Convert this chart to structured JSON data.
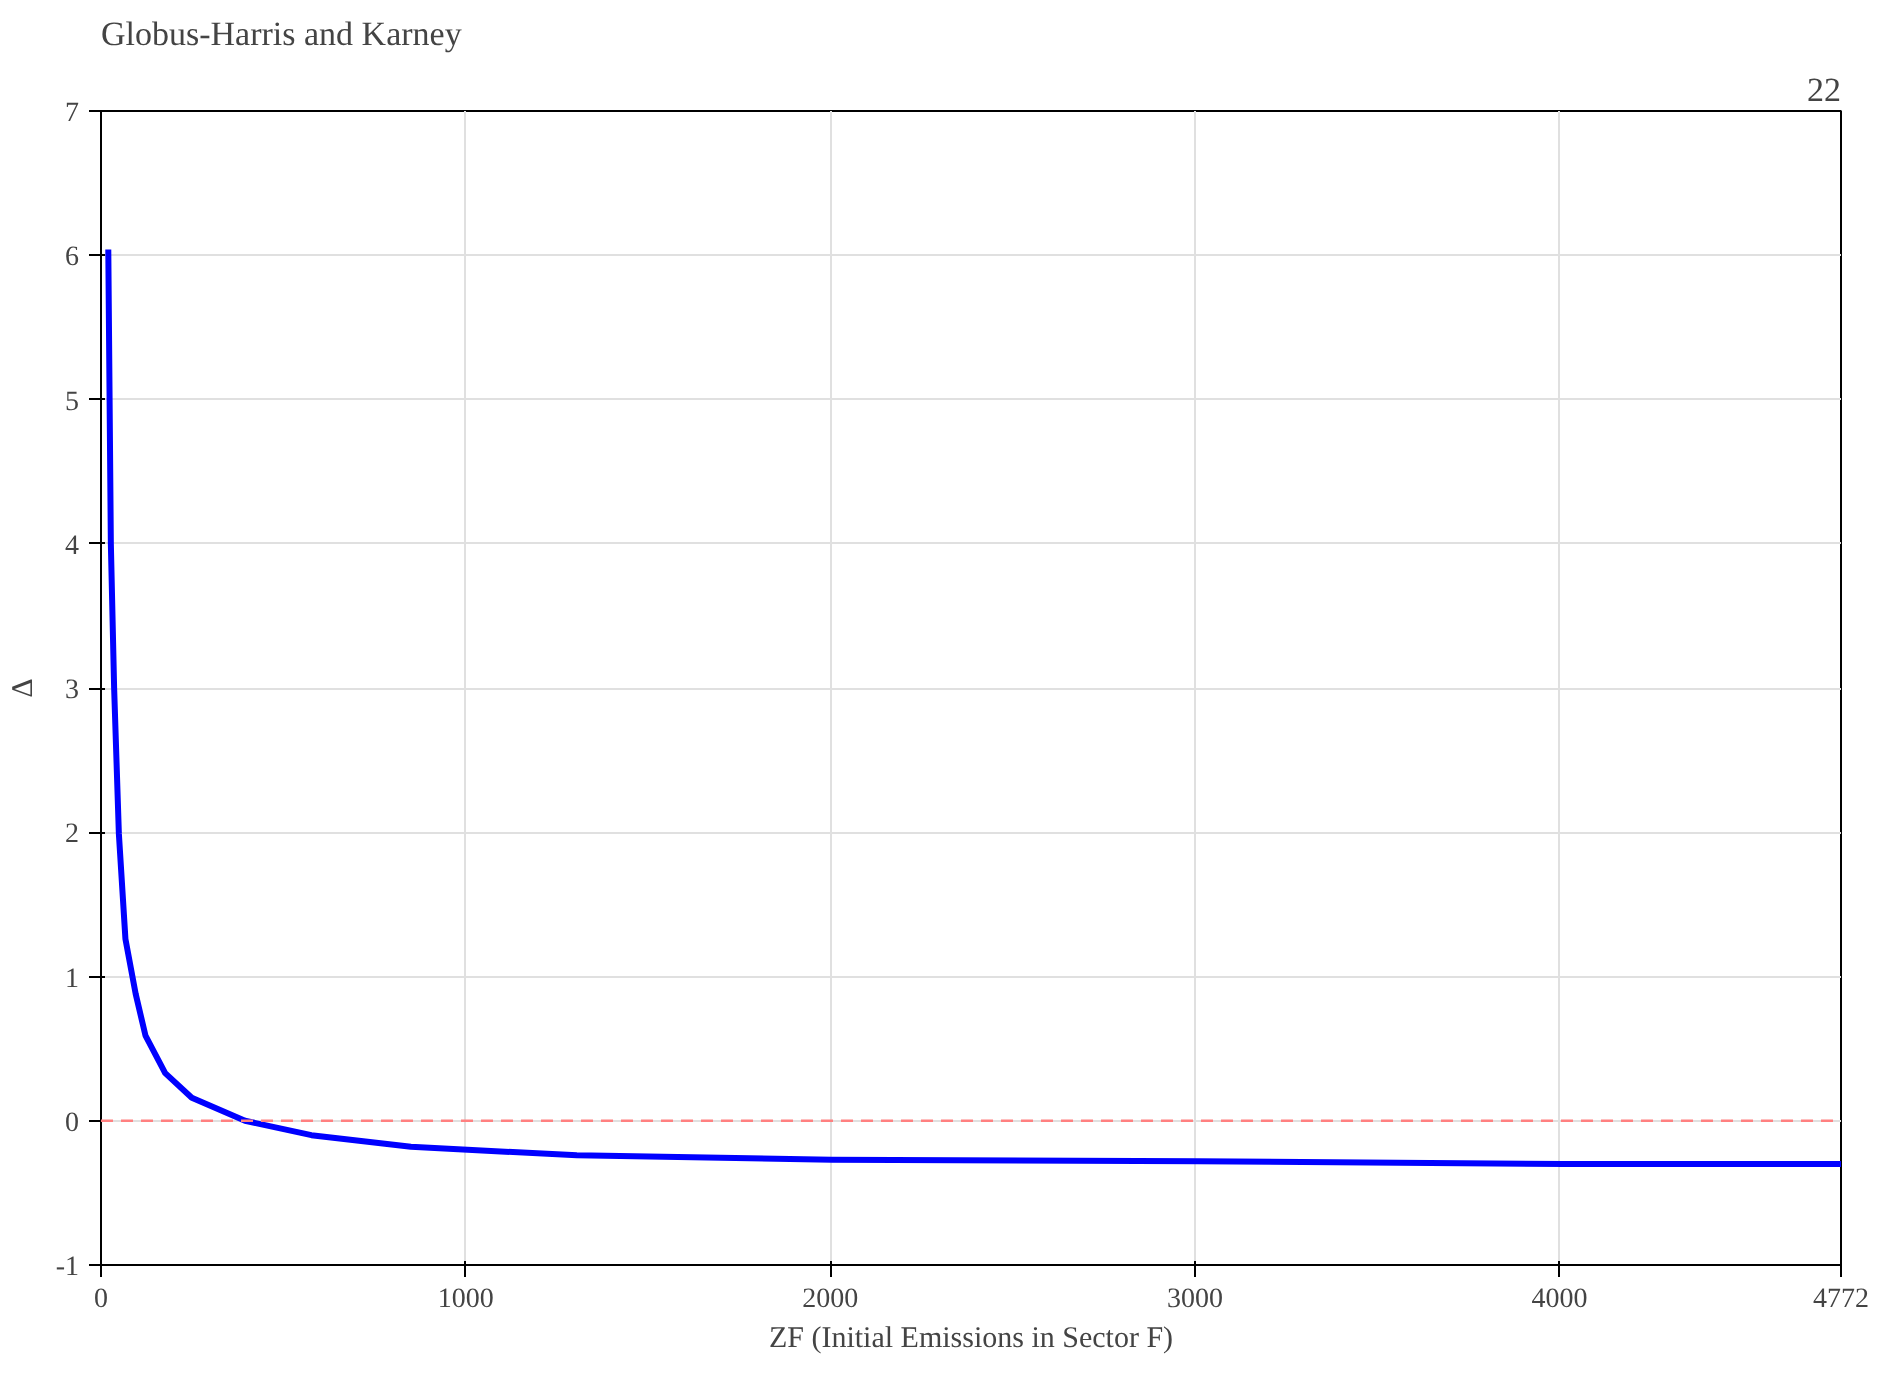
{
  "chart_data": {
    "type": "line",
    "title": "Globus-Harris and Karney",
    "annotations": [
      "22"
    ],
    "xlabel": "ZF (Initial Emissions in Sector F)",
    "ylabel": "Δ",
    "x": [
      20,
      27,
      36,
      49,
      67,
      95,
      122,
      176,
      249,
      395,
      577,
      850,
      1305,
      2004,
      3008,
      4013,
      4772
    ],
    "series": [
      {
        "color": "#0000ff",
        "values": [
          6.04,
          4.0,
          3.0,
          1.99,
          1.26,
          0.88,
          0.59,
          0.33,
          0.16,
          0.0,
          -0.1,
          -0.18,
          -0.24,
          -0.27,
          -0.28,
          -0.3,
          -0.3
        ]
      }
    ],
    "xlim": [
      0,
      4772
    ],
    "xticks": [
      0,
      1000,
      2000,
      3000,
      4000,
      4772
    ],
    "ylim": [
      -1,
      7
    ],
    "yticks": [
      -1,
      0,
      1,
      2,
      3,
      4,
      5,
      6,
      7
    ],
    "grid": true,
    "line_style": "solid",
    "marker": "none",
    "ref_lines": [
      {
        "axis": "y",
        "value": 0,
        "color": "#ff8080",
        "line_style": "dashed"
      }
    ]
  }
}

→ **Instruction**
Quote each record exactly as it stands, minus the pictures.

→ **Solution**
Convert this chart to structured JSON data.
{
  "chart_data": {
    "type": "line",
    "title": "Globus-Harris and Karney",
    "annotations": [
      "22"
    ],
    "xlabel": "ZF (Initial Emissions in Sector F)",
    "ylabel": "Δ",
    "x": [
      20,
      27,
      36,
      49,
      67,
      95,
      122,
      176,
      249,
      395,
      577,
      850,
      1305,
      2004,
      3008,
      4013,
      4772
    ],
    "series": [
      {
        "color": "#0000ff",
        "values": [
          6.04,
          4.0,
          3.0,
          1.99,
          1.26,
          0.88,
          0.59,
          0.33,
          0.16,
          0.0,
          -0.1,
          -0.18,
          -0.24,
          -0.27,
          -0.28,
          -0.3,
          -0.3
        ]
      }
    ],
    "xlim": [
      0,
      4772
    ],
    "xticks": [
      0,
      1000,
      2000,
      3000,
      4000,
      4772
    ],
    "ylim": [
      -1,
      7
    ],
    "yticks": [
      -1,
      0,
      1,
      2,
      3,
      4,
      5,
      6,
      7
    ],
    "grid": true,
    "line_style": "solid",
    "marker": "none",
    "ref_lines": [
      {
        "axis": "y",
        "value": 0,
        "color": "#ff8080",
        "line_style": "dashed"
      }
    ]
  }
}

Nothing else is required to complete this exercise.